— BEGIN Dataset rows —
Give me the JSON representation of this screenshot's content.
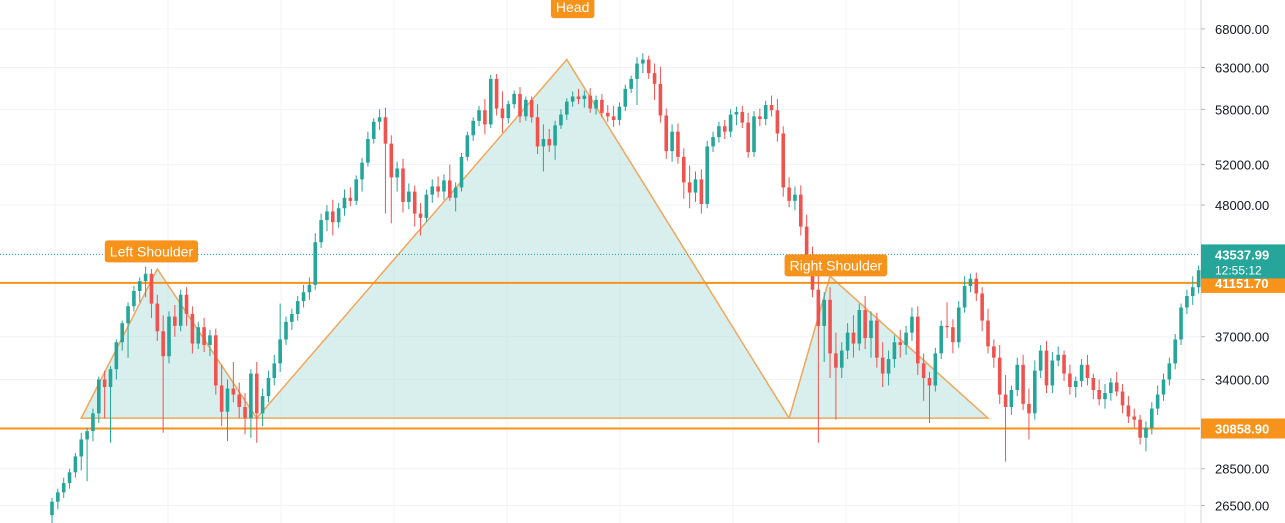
{
  "chart_data": {
    "type": "candlestick",
    "title": "",
    "y_axis": {
      "scale": "log",
      "ylim": [
        25600,
        72000
      ],
      "ticks": [
        "68000.00",
        "63000.00",
        "58000.00",
        "52000.00",
        "48000.00",
        "37000.00",
        "34000.00",
        "28500.00",
        "26500.00"
      ],
      "tick_values": [
        68000,
        63000,
        58000,
        52000,
        48000,
        37000,
        34000,
        28500,
        26500
      ],
      "position": "right"
    },
    "grid": true,
    "horizontal_levels": [
      {
        "value": 41151.7,
        "label": "41151.70",
        "color": "#f7931a"
      },
      {
        "value": 30858.9,
        "label": "30858.90",
        "color": "#f7931a"
      }
    ],
    "last_price": {
      "value": 43537.99,
      "label": "43537.99",
      "countdown": "12:55:12",
      "color": "#26a69a"
    },
    "pattern": {
      "name": "head-and-shoulders",
      "colors": {
        "fill": "#b2dfdb",
        "stroke": "#f2a65a",
        "label_bg": "#f7931a"
      },
      "labels": [
        {
          "text": "Left Shoulder",
          "anchor_index": 17,
          "anchor_value": 43800
        },
        {
          "text": "Head",
          "anchor_index": 89,
          "anchor_value": 71000
        },
        {
          "text": "Right Shoulder",
          "anchor_index": 134,
          "anchor_value": 42600
        }
      ],
      "triangles": [
        [
          [
            5,
            31500
          ],
          [
            18,
            42300
          ],
          [
            35,
            31500
          ]
        ],
        [
          [
            35,
            31500
          ],
          [
            88,
            64000
          ],
          [
            126,
            31500
          ]
        ],
        [
          [
            126,
            31500
          ],
          [
            133,
            41700
          ],
          [
            160,
            31500
          ]
        ]
      ]
    },
    "colors": {
      "up": "#26a69a",
      "down": "#ef5350"
    },
    "candles": [
      [
        26000,
        26900,
        25500,
        26700
      ],
      [
        26700,
        27400,
        26300,
        27200
      ],
      [
        27200,
        28000,
        26900,
        27700
      ],
      [
        27700,
        28500,
        27400,
        28300
      ],
      [
        28300,
        29400,
        28000,
        29200
      ],
      [
        29200,
        30600,
        28400,
        30200
      ],
      [
        30200,
        30900,
        27800,
        30700
      ],
      [
        30700,
        32100,
        30100,
        31800
      ],
      [
        31800,
        34200,
        31200,
        34000
      ],
      [
        34000,
        34600,
        31500,
        33500
      ],
      [
        33500,
        34900,
        30000,
        34700
      ],
      [
        34700,
        36800,
        34000,
        36600
      ],
      [
        36600,
        38200,
        36000,
        38000
      ],
      [
        38000,
        39600,
        35500,
        39300
      ],
      [
        39300,
        40900,
        38900,
        40500
      ],
      [
        40500,
        41600,
        39600,
        41300
      ],
      [
        41300,
        42500,
        40000,
        41900
      ],
      [
        41900,
        42300,
        38400,
        39500
      ],
      [
        39500,
        40200,
        36700,
        37400
      ],
      [
        37400,
        38600,
        30600,
        35600
      ],
      [
        35600,
        38900,
        35100,
        38500
      ],
      [
        38500,
        39400,
        37000,
        37800
      ],
      [
        37800,
        40600,
        37400,
        40200
      ],
      [
        40200,
        40800,
        37800,
        38700
      ],
      [
        38700,
        39300,
        35800,
        36500
      ],
      [
        36500,
        38100,
        36100,
        37700
      ],
      [
        37700,
        38400,
        35900,
        36400
      ],
      [
        36400,
        37500,
        35600,
        37100
      ],
      [
        37100,
        37600,
        33000,
        33600
      ],
      [
        33600,
        35000,
        31000,
        31900
      ],
      [
        31900,
        34000,
        30100,
        33400
      ],
      [
        33400,
        35200,
        32500,
        33000
      ],
      [
        33000,
        33800,
        31500,
        32200
      ],
      [
        32200,
        33100,
        30500,
        31500
      ],
      [
        31500,
        34700,
        30300,
        34400
      ],
      [
        34400,
        35200,
        30000,
        31800
      ],
      [
        31800,
        33400,
        31000,
        32900
      ],
      [
        32900,
        34600,
        32500,
        34100
      ],
      [
        34100,
        35700,
        33600,
        35100
      ],
      [
        35100,
        39500,
        34500,
        36800
      ],
      [
        36800,
        38500,
        36400,
        38100
      ],
      [
        38100,
        39100,
        37500,
        38700
      ],
      [
        38700,
        40100,
        38200,
        39700
      ],
      [
        39700,
        41000,
        39200,
        40400
      ],
      [
        40400,
        41600,
        39800,
        41000
      ],
      [
        41000,
        45400,
        40600,
        44600
      ],
      [
        44600,
        47200,
        44100,
        46600
      ],
      [
        46600,
        48000,
        45600,
        47400
      ],
      [
        47400,
        48500,
        45200,
        46400
      ],
      [
        46400,
        48200,
        45900,
        47700
      ],
      [
        47700,
        49500,
        47000,
        48700
      ],
      [
        48700,
        49700,
        47900,
        48400
      ],
      [
        48400,
        50900,
        48000,
        50500
      ],
      [
        50500,
        52700,
        49300,
        52200
      ],
      [
        52200,
        55500,
        51800,
        54700
      ],
      [
        54700,
        57000,
        54200,
        56600
      ],
      [
        56600,
        58000,
        55700,
        57100
      ],
      [
        57100,
        58200,
        47200,
        54200
      ],
      [
        54200,
        55100,
        46300,
        50700
      ],
      [
        50700,
        52300,
        49300,
        51600
      ],
      [
        51600,
        52600,
        47300,
        48300
      ],
      [
        48300,
        50100,
        47600,
        49300
      ],
      [
        49300,
        49900,
        46000,
        47200
      ],
      [
        47200,
        48200,
        45200,
        46800
      ],
      [
        46800,
        49500,
        46400,
        49000
      ],
      [
        49000,
        50500,
        48200,
        49800
      ],
      [
        49800,
        50800,
        48700,
        49300
      ],
      [
        49300,
        51000,
        48500,
        50400
      ],
      [
        50400,
        52000,
        48400,
        48700
      ],
      [
        48700,
        50200,
        47400,
        49700
      ],
      [
        49700,
        53200,
        49300,
        52800
      ],
      [
        52800,
        55500,
        52400,
        55100
      ],
      [
        55100,
        57100,
        54500,
        56700
      ],
      [
        56700,
        58400,
        56100,
        57900
      ],
      [
        57900,
        59200,
        55200,
        56300
      ],
      [
        56300,
        62100,
        55900,
        61600
      ],
      [
        61600,
        62200,
        57300,
        58100
      ],
      [
        58100,
        60100,
        55400,
        57000
      ],
      [
        57000,
        59000,
        56400,
        58600
      ],
      [
        58600,
        60200,
        58100,
        59800
      ],
      [
        59800,
        60600,
        56500,
        57200
      ],
      [
        57200,
        59500,
        56700,
        59100
      ],
      [
        59100,
        59500,
        56500,
        57100
      ],
      [
        57100,
        58600,
        53100,
        53900
      ],
      [
        53900,
        56300,
        51300,
        54700
      ],
      [
        54700,
        55800,
        53300,
        54000
      ],
      [
        54000,
        56700,
        52500,
        56200
      ],
      [
        56200,
        58000,
        55800,
        57400
      ],
      [
        57400,
        59300,
        56800,
        58900
      ],
      [
        58900,
        60100,
        58300,
        59500
      ],
      [
        59500,
        60400,
        58600,
        59200
      ],
      [
        59200,
        60200,
        58200,
        59600
      ],
      [
        59600,
        60500,
        57600,
        58100
      ],
      [
        58100,
        59600,
        57400,
        59100
      ],
      [
        59100,
        59800,
        57100,
        57600
      ],
      [
        57600,
        58500,
        56600,
        57200
      ],
      [
        57200,
        58400,
        56000,
        56800
      ],
      [
        56800,
        58800,
        56200,
        58300
      ],
      [
        58300,
        60900,
        57800,
        60400
      ],
      [
        60400,
        62000,
        59900,
        61600
      ],
      [
        61600,
        64300,
        58500,
        63500
      ],
      [
        63500,
        64800,
        62300,
        64000
      ],
      [
        64000,
        64500,
        61600,
        62300
      ],
      [
        62300,
        63500,
        59100,
        61000
      ],
      [
        61000,
        63100,
        56500,
        57300
      ],
      [
        57300,
        58100,
        52600,
        53400
      ],
      [
        53400,
        56300,
        52300,
        55500
      ],
      [
        55500,
        56400,
        52100,
        52800
      ],
      [
        52800,
        53700,
        48600,
        50200
      ],
      [
        50200,
        51900,
        47700,
        49200
      ],
      [
        49200,
        51300,
        48300,
        50500
      ],
      [
        50500,
        51500,
        47200,
        48100
      ],
      [
        48100,
        54500,
        47700,
        53900
      ],
      [
        53900,
        55500,
        53300,
        54900
      ],
      [
        54900,
        56600,
        54300,
        56100
      ],
      [
        56100,
        56800,
        54700,
        55500
      ],
      [
        55500,
        58000,
        54900,
        57400
      ],
      [
        57400,
        58300,
        56200,
        57700
      ],
      [
        57700,
        58400,
        55900,
        56500
      ],
      [
        56500,
        57600,
        52700,
        53300
      ],
      [
        53300,
        57800,
        52800,
        57200
      ],
      [
        57200,
        58100,
        56100,
        56900
      ],
      [
        56900,
        59000,
        56200,
        58500
      ],
      [
        58500,
        59600,
        57200,
        57900
      ],
      [
        57900,
        59200,
        54400,
        55300
      ],
      [
        55300,
        56100,
        48800,
        49700
      ],
      [
        49700,
        50700,
        47800,
        48400
      ],
      [
        48400,
        49800,
        47500,
        49000
      ],
      [
        49000,
        49900,
        45200,
        46000
      ],
      [
        46000,
        47100,
        42400,
        43300
      ],
      [
        43300,
        44200,
        40000,
        40600
      ],
      [
        40600,
        41800,
        30000,
        37800
      ],
      [
        37800,
        40400,
        35200,
        39800
      ],
      [
        39800,
        40800,
        34100,
        35800
      ],
      [
        35800,
        37300,
        31400,
        34800
      ],
      [
        34800,
        36600,
        34100,
        36000
      ],
      [
        36000,
        38000,
        35400,
        37300
      ],
      [
        37300,
        38600,
        35500,
        36500
      ],
      [
        36500,
        39500,
        36000,
        39000
      ],
      [
        39000,
        40100,
        36100,
        36900
      ],
      [
        36900,
        38900,
        35500,
        38200
      ],
      [
        38200,
        38800,
        34800,
        35500
      ],
      [
        35500,
        36600,
        33500,
        34400
      ],
      [
        34400,
        36000,
        33600,
        35400
      ],
      [
        35400,
        37100,
        34800,
        36600
      ],
      [
        36600,
        37500,
        35500,
        36400
      ],
      [
        36400,
        37800,
        35700,
        37300
      ],
      [
        37300,
        39200,
        36700,
        38500
      ],
      [
        38500,
        39300,
        34300,
        35100
      ],
      [
        35100,
        35800,
        32600,
        34100
      ],
      [
        34100,
        34500,
        31200,
        33600
      ],
      [
        33600,
        36200,
        33200,
        35800
      ],
      [
        35800,
        38200,
        35400,
        37800
      ],
      [
        37800,
        39600,
        36900,
        37700
      ],
      [
        37700,
        38300,
        35800,
        36600
      ],
      [
        36600,
        39700,
        36200,
        39200
      ],
      [
        39200,
        41700,
        38800,
        40900
      ],
      [
        40900,
        41900,
        40400,
        41500
      ],
      [
        41500,
        42000,
        39700,
        40300
      ],
      [
        40300,
        40800,
        37400,
        38200
      ],
      [
        38200,
        39100,
        35800,
        36300
      ],
      [
        36300,
        36800,
        34800,
        35500
      ],
      [
        35500,
        36400,
        32400,
        33000
      ],
      [
        33000,
        34300,
        28900,
        32200
      ],
      [
        32200,
        33600,
        31700,
        33300
      ],
      [
        33300,
        35500,
        32900,
        35000
      ],
      [
        35000,
        35700,
        32000,
        32400
      ],
      [
        32400,
        33400,
        30200,
        31800
      ],
      [
        31800,
        35300,
        31400,
        34600
      ],
      [
        34600,
        36400,
        34100,
        36000
      ],
      [
        36000,
        36700,
        33100,
        33600
      ],
      [
        33600,
        35900,
        33100,
        35300
      ],
      [
        35300,
        36300,
        34900,
        35700
      ],
      [
        35700,
        36000,
        33900,
        34400
      ],
      [
        34400,
        35000,
        33000,
        33500
      ],
      [
        33500,
        34200,
        32800,
        33900
      ],
      [
        33900,
        35400,
        33500,
        35000
      ],
      [
        35000,
        35700,
        33600,
        34100
      ],
      [
        34100,
        34400,
        32700,
        33300
      ],
      [
        33300,
        34000,
        32300,
        32700
      ],
      [
        32700,
        33700,
        32100,
        33100
      ],
      [
        33100,
        34100,
        32600,
        33800
      ],
      [
        33800,
        34500,
        32900,
        33200
      ],
      [
        33200,
        33700,
        31800,
        32300
      ],
      [
        32300,
        32900,
        31200,
        31600
      ],
      [
        31600,
        32100,
        30900,
        31400
      ],
      [
        31400,
        31700,
        29900,
        30300
      ],
      [
        30300,
        31300,
        29500,
        30900
      ],
      [
        30900,
        32500,
        30500,
        32100
      ],
      [
        32100,
        33600,
        31700,
        33000
      ],
      [
        33000,
        34400,
        32600,
        34000
      ],
      [
        34000,
        35500,
        33600,
        35100
      ],
      [
        35100,
        37200,
        34700,
        36800
      ],
      [
        36800,
        39500,
        36400,
        39200
      ],
      [
        39200,
        40600,
        38700,
        40100
      ],
      [
        40100,
        41700,
        39400,
        40800
      ],
      [
        40800,
        42600,
        40300,
        42200
      ],
      [
        42200,
        42800,
        41100,
        41600
      ],
      [
        41600,
        42100,
        38800,
        39400
      ],
      [
        39400,
        40100,
        37800,
        38500
      ],
      [
        38500,
        39600,
        37400,
        39200
      ],
      [
        39200,
        41300,
        38300,
        40900
      ],
      [
        40900,
        43200,
        40500,
        42900
      ],
      [
        42900,
        44000,
        42600,
        43538
      ]
    ]
  }
}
— END Dataset rows —
What to produce – Copy out each line of the entries that holds "text".

Exercise answer –
          "text": "Left Shoulder",
          "text": "Head",
          "text": "Right Shoulder",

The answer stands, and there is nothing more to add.